## EXERCISE OBJECTIVE
Copy out the listing that follows, exactly, without its pictures.

## RECORDS FOR THIS TASK
════════════════

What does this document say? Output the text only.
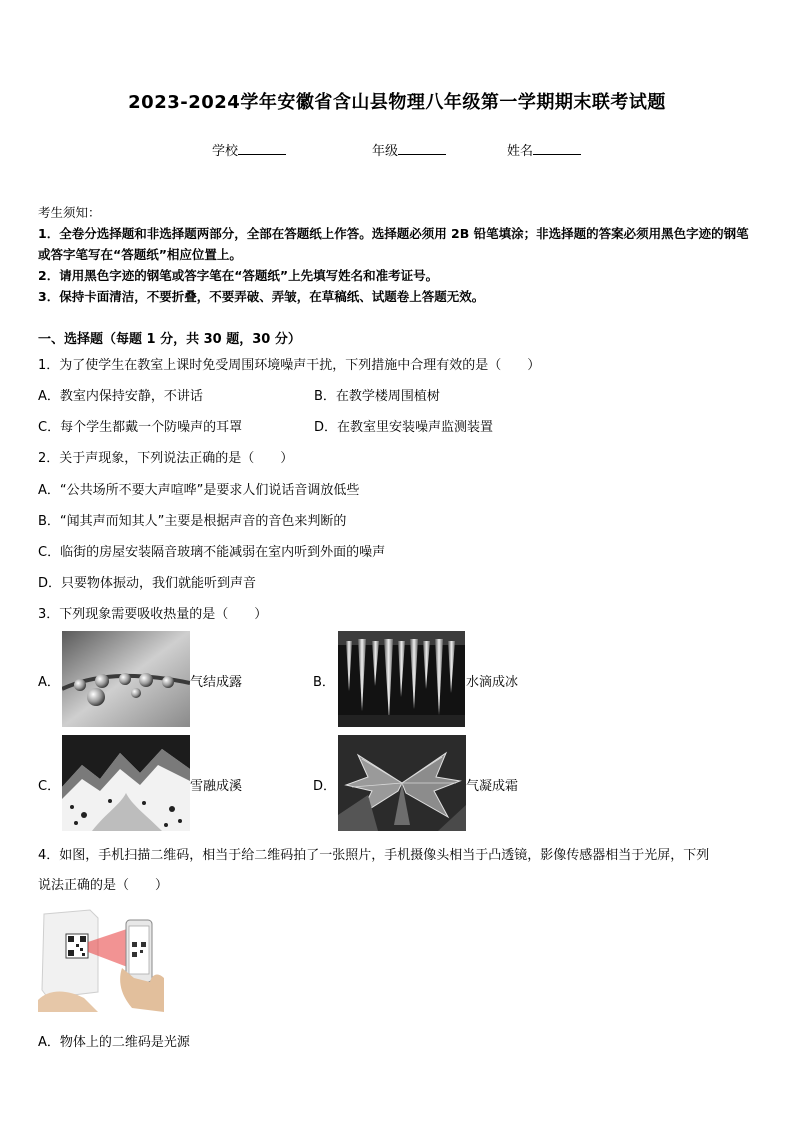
2023-2024学年安徽省含山县物理八年级第一学期期末联考试题
学校	年级	姓名
考生须知：
1．全卷分选择题和非选择题两部分，全部在答题纸上作答。选择题必须用 2B 铅笔填涂；非选择题的答案必须用黑色字迹的钢笔或答字笔写在“答题纸”相应位置上。
2．请用黑色字迹的钢笔或答字笔在“答题纸”上先填写姓名和准考证号。
3．保持卡面清洁，不要折叠，不要弄破、弄皱，在草稿纸、试题卷上答题无效。
一、选择题（每题 1 分，共 30 题，30 分）
1．为了使学生在教室上课时免受周围环境噪声干扰，下列措施中合理有效的是（　　）
A．教室内保持安静，不讲话	B．在教学楼周围植树
C．每个学生都戴一个防噪声的耳罩	D．在教室里安装噪声监测装置
2．关于声现象，下列说法正确的是（　　）
A．“公共场所不要大声喧哗”是要求人们说话音调放低些
B．“闻其声而知其人”主要是根据声音的音色来判断的
C．临街的房屋安装隔音玻璃不能减弱在室内听到外面的噪声
D．只要物体振动，我们就能听到声音
3．下列现象需要吸收热量的是（　　）
A．	气结成露	B．	水滴成冰
C．	雪融成溪	D．	气凝成霜
4．如图，手机扫描二维码，相当于给二维码拍了一张照片，手机摄像头相当于凸透镜，影像传感器相当于光屏，下列
说法正确的是（　　）
A．物体上的二维码是光源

════════════════

## SOLUTION BELOW
What does this document say? Output the text only.
2023-2024学年安徽省含山县物理八年级第一学期期末联考试题
学校	年级	姓名
考生须知：
1．全卷分选择题和非选择题两部分，全部在答题纸上作答。选择题必须用 2B 铅笔填涂；非选择题的答案必须用黑色字迹的钢笔或答字笔写在“答题纸”相应位置上。
2．请用黑色字迹的钢笔或答字笔在“答题纸”上先填写姓名和准考证号。
3．保持卡面清洁，不要折叠，不要弄破、弄皱，在草稿纸、试题卷上答题无效。
一、选择题（每题 1 分，共 30 题，30 分）
1．为了使学生在教室上课时免受周围环境噪声干扰，下列措施中合理有效的是（　　）
A．教室内保持安静，不讲话	B．在教学楼周围植树
C．每个学生都戴一个防噪声的耳罩	D．在教室里安装噪声监测装置
2．关于声现象，下列说法正确的是（　　）
A．“公共场所不要大声喧哗”是要求人们说话音调放低些
B．“闻其声而知其人”主要是根据声音的音色来判断的
C．临街的房屋安装隔音玻璃不能减弱在室内听到外面的噪声
D．只要物体振动，我们就能听到声音
3．下列现象需要吸收热量的是（　　）
A．	气结成露	B．	水滴成冰
C．	雪融成溪	D．	气凝成霜
4．如图，手机扫描二维码，相当于给二维码拍了一张照片，手机摄像头相当于凸透镜，影像传感器相当于光屏，下列
说法正确的是（　　）
A．物体上的二维码是光源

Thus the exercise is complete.